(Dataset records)
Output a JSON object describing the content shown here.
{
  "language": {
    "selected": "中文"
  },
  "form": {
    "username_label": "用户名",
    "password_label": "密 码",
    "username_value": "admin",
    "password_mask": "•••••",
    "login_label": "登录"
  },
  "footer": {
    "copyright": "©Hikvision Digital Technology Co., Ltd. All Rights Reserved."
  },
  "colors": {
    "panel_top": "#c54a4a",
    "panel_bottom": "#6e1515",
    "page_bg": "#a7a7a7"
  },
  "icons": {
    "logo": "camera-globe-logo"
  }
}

• **Brief**:
Return the material exactly as it stands.

• **Task output**:
Output a JSON object describing the content shown here.
{
  "language": {
    "selected": "中文"
  },
  "form": {
    "username_label": "用户名",
    "password_label": "密 码",
    "username_value": "admin",
    "password_mask": "•••••",
    "login_label": "登录"
  },
  "footer": {
    "copyright": "©Hikvision Digital Technology Co., Ltd. All Rights Reserved."
  },
  "colors": {
    "panel_top": "#c54a4a",
    "panel_bottom": "#6e1515",
    "page_bg": "#a7a7a7"
  },
  "icons": {
    "logo": "camera-globe-logo"
  }
}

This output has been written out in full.